Quote the records beneath, complete and exact. Leave out images.

[Data entries]
----------
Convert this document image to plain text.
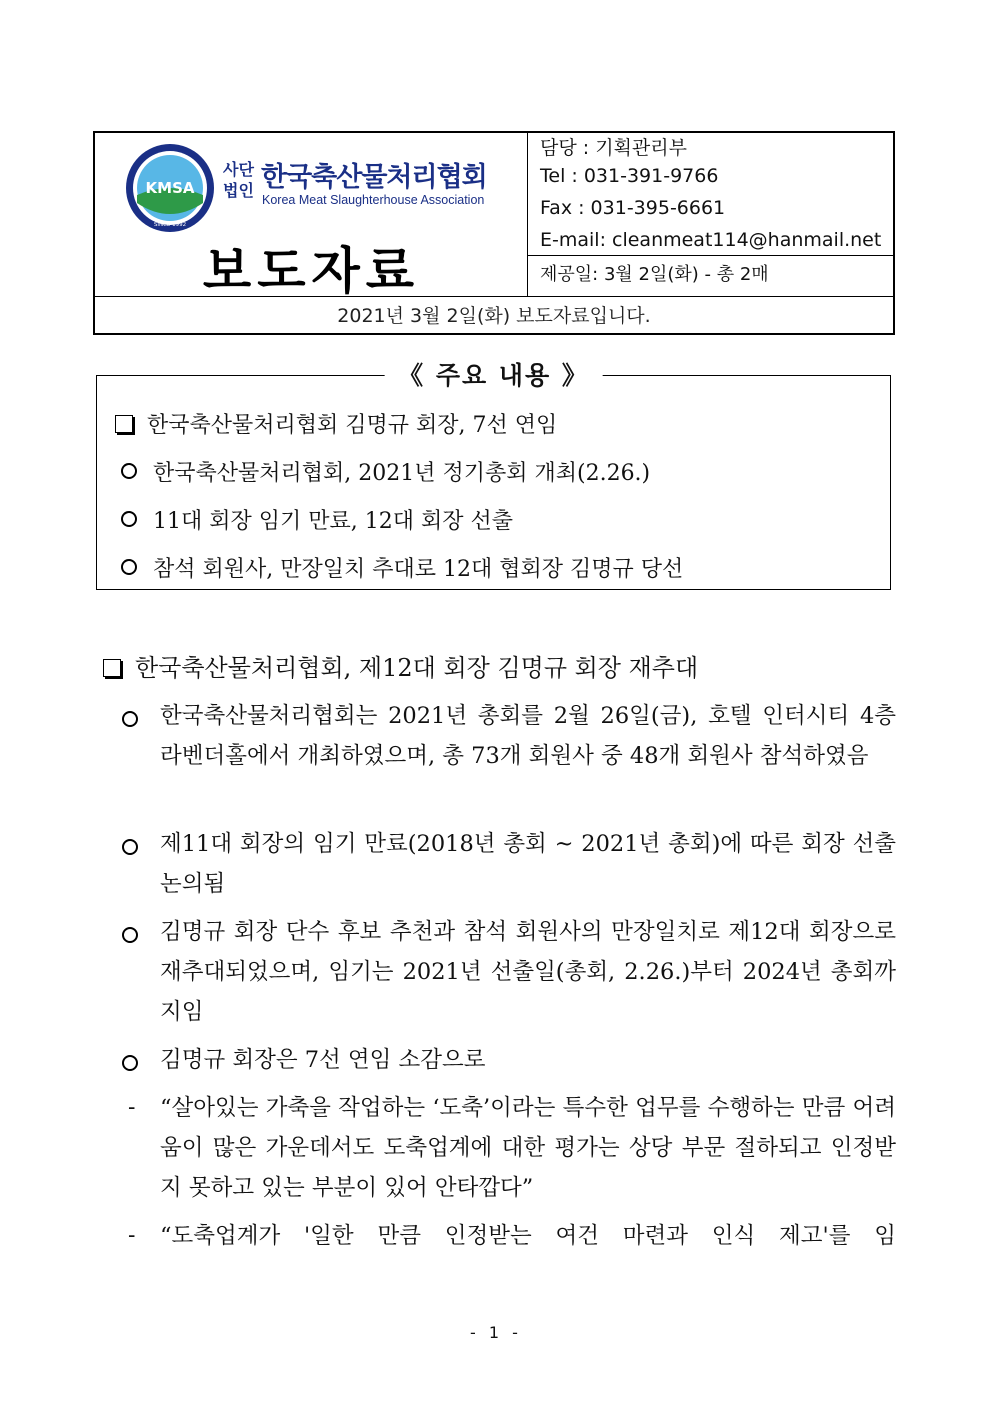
KMSA
SINCE 1992
사단법인 한국축산물처리협회
Korea Meat Slaughterhouse Association
보도자료
담당 : 기획관리부
Tel : 031-391-9766
Fax : 031-395-6661
E-mail: cleanmeat114@hanmail.net
제공일: 3월 2일(화) - 총 2매
2021년 3월 2일(화) 보도자료입니다.
《 주요 내용 》
한국축산물처리협회 김명규 회장, 7선 연임
한국축산물처리협회, 2021년 정기총회 개최(2.26.)
11대 회장 임기 만료, 12대 회장 선출
참석 회원사, 만장일치 추대로 12대 협회장 김명규 당선
한국축산물처리협회, 제12대 회장 김명규 회장 재추대
한국축산물처리협회는 2021년 총회를 2월 26일(금), 호텔 인터시티 4층 라벤더홀에서 개최하였으며, 총 73개 회원사 중 48개 회원사 참석하였음
제11대 회장의 임기 만료(2018년 총회 ~ 2021년 총회)에 따른 회장 선출 논의됨
김명규 회장 단수 후보 추천과 참석 회원사의 만장일치로 제12대 회장으로 재추대되었으며, 임기는 2021년 선출일(총회, 2.26.)부터 2024년 총회까지임
김명규 회장은 7선 연임 소감으로
- “살아있는 가축을 작업하는 ‘도축’이라는 특수한 업무를 수행하는 만큼 어려움이 많은 가운데서도 도축업계에 대한 평가는 상당 부문 절하되고 인정받지 못하고 있는 부분이 있어 안타깝다”
- “도축업계가 '일한 만큼 인정받는 여건 마련과 인식 제고'를 임
- 1 -
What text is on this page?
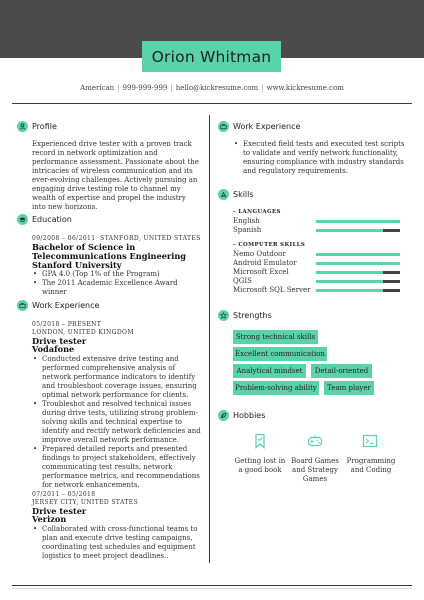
Orion Whitman
American | 999-999-999 | hello@kickresume.com | www.kickresume.com
Profile
Experienced drive tester with a proven track record in network optimization and performance assessment. Passionate about the intricacies of wireless communication and its ever-evolving challenges. Actively pursuing an engaging drive testing role to channel my wealth of expertise and propel the industry into new horizons.
Education
09/2008 – 06/2011 STANFORD, UNITED STATES
Bachelor of Science in
Telecommunications Engineering
Stanford University
• GPA 4.0 (Top 1% of the Program)
• The 2011 Academic Excellence Award winner
Work Experience
05/2018 – PRESENT
LONDON, UNITED KINGDOM
Drive tester
Vodafone
• Conducted extensive drive testing and performed comprehensive analysis of network performance indicators to identify and troubleshoot coverage issues, ensuring optimal network performance for clients.
• Troubleshot and resolved technical issues during drive tests, utilizing strong problem-solving skills and technical expertise to identify and rectify network deficiencies and improve overall network performance.
• Prepared detailed reports and presented findings to project stakeholders, effectively communicating test results, network performance metrics, and recommendations for network enhancements.
07/2011 – 05/2018
JERSEY CITY, UNITED STATES
Drive tester
Verizon
• Collaborated with cross-functional teams to plan and execute drive testing campaigns, coordinating test schedules and equipment logistics to meet project deadlines..
Work Experience
• Executed field tests and executed test scripts to validate and verify network functionality, ensuring compliance with industry standards and regulatory requirements.
Skills
– LANGUAGES
English
Spanish
– COMPUTER SKILLS
Nemo Outdoor
Android Emulator
Microsoft Excel
QGIS
Microsoft SQL Server
Strengths
Strong technical skills
Excellent communication
Analytical mindset	Detail-oriented
Problem-solving ability	Team player
Hobbies
Getting lost in
a good book
Board Games
and Strategy
Games
Programming
and Coding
----------
PROBLEM SOLUTION —
Convert this document image to plain text.
KMSA
SINCE 1992
사단법인 한국축산물처리협회
Korea Meat Slaughterhouse Association
보도자료
담당 : 기획관리부
Tel : 031-391-9766
Fax : 031-395-6661
E-mail: cleanmeat114@hanmail.net
제공일: 3월 2일(화) - 총 2매
2021년 3월 2일(화) 보도자료입니다.
《 주요 내용 》
한국축산물처리협회 김명규 회장, 7선 연임
한국축산물처리협회, 2021년 정기총회 개최(2.26.)
11대 회장 임기 만료, 12대 회장 선출
참석 회원사, 만장일치 추대로 12대 협회장 김명규 당선
한국축산물처리협회, 제12대 회장 김명규 회장 재추대
한국축산물처리협회는 2021년 총회를 2월 26일(금), 호텔 인터시티 4층 라벤더홀에서 개최하였으며, 총 73개 회원사 중 48개 회원사 참석하였음
제11대 회장의 임기 만료(2018년 총회 ~ 2021년 총회)에 따른 회장 선출 논의됨
김명규 회장 단수 후보 추천과 참석 회원사의 만장일치로 제12대 회장으로 재추대되었으며, 임기는 2021년 선출일(총회, 2.26.)부터 2024년 총회까지임
김명규 회장은 7선 연임 소감으로
- “살아있는 가축을 작업하는 ‘도축’이라는 특수한 업무를 수행하는 만큼 어려움이 많은 가운데서도 도축업계에 대한 평가는 상당 부문 절하되고 인정받지 못하고 있는 부분이 있어 안타깝다”
- “도축업계가 '일한 만큼 인정받는 여건 마련과 인식 제고'를 임
- 1 -
What text is on this page?
Orion Whitman
American | 999-999-999 | hello@kickresume.com | www.kickresume.com
Profile
Experienced drive tester with a proven track record in network optimization and performance assessment. Passionate about the intricacies of wireless communication and its ever-evolving challenges. Actively pursuing an engaging drive testing role to channel my wealth of expertise and propel the industry into new horizons.
Education
09/2008 – 06/2011 STANFORD, UNITED STATES
Bachelor of Science in
Telecommunications Engineering
Stanford University
• GPA 4.0 (Top 1% of the Program)
• The 2011 Academic Excellence Award winner
Work Experience
05/2018 – PRESENT
LONDON, UNITED KINGDOM
Drive tester
Vodafone
• Conducted extensive drive testing and performed comprehensive analysis of network performance indicators to identify and troubleshoot coverage issues, ensuring optimal network performance for clients.
• Troubleshot and resolved technical issues during drive tests, utilizing strong problem-solving skills and technical expertise to identify and rectify network deficiencies and improve overall network performance.
• Prepared detailed reports and presented findings to project stakeholders, effectively communicating test results, network performance metrics, and recommendations for network enhancements.
07/2011 – 05/2018
JERSEY CITY, UNITED STATES
Drive tester
Verizon
• Collaborated with cross-functional teams to plan and execute drive testing campaigns, coordinating test schedules and equipment logistics to meet project deadlines..
Work Experience
• Executed field tests and executed test scripts to validate and verify network functionality, ensuring compliance with industry standards and regulatory requirements.
Skills
– LANGUAGES
English
Spanish
– COMPUTER SKILLS
Nemo Outdoor
Android Emulator
Microsoft Excel
QGIS
Microsoft SQL Server
Strengths
Strong technical skills
Excellent communication
Analytical mindset	Detail-oriented
Problem-solving ability	Team player
Hobbies
Getting lost in
a good book
Board Games
and Strategy
Games
Programming
and Coding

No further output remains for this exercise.